┌──

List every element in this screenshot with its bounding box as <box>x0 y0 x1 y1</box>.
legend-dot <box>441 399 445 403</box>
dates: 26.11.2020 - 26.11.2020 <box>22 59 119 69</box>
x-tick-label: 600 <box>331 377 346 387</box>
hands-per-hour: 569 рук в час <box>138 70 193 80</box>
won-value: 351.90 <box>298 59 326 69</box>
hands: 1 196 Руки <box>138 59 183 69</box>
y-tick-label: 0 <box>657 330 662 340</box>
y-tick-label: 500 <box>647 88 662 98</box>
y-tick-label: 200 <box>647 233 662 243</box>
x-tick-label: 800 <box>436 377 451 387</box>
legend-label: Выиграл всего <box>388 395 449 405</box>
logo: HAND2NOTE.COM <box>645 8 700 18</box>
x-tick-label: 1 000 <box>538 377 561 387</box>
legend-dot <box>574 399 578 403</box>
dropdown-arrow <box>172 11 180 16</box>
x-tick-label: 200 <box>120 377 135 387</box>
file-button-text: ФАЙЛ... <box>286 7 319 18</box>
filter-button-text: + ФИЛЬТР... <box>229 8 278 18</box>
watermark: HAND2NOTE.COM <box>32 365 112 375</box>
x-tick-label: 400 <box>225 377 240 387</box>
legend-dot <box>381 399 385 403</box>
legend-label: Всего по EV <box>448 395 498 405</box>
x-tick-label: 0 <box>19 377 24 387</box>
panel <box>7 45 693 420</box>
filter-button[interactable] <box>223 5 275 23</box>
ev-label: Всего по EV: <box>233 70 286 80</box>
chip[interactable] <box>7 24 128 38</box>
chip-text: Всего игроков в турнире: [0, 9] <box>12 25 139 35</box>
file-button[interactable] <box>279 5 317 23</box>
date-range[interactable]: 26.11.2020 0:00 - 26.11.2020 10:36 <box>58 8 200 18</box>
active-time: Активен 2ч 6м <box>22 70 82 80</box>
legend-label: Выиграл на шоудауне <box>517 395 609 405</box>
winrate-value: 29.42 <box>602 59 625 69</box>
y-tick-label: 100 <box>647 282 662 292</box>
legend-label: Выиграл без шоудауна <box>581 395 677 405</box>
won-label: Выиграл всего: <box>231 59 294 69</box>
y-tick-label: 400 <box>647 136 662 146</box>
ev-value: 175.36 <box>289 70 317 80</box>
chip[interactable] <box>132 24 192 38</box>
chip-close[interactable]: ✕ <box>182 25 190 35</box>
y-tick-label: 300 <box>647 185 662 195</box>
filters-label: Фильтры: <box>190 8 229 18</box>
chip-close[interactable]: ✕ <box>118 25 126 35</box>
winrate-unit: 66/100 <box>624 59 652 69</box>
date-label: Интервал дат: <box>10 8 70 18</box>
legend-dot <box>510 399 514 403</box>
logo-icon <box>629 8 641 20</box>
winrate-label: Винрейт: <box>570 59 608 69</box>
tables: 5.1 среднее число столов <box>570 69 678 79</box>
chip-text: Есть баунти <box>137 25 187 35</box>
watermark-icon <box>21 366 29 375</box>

└──

• Short exercise
Report each line of the listing above that contains the string "interactable", treating uppercase and lowercase letters as different.

• Exercise result
filter-button[interactable] <box>223 5 275 23</box>
chip[interactable] <box>7 24 128 38</box>
file-button[interactable] <box>279 5 317 23</box>
date-range[interactable]: 26.11.2020 0:00 - 26.11.2020 10:36 <box>58 8 200 18</box>
chip[interactable] <box>132 24 192 38</box>
chip-close[interactable]: ✕ <box>182 25 190 35</box>
chip-close[interactable]: ✕ <box>118 25 126 35</box>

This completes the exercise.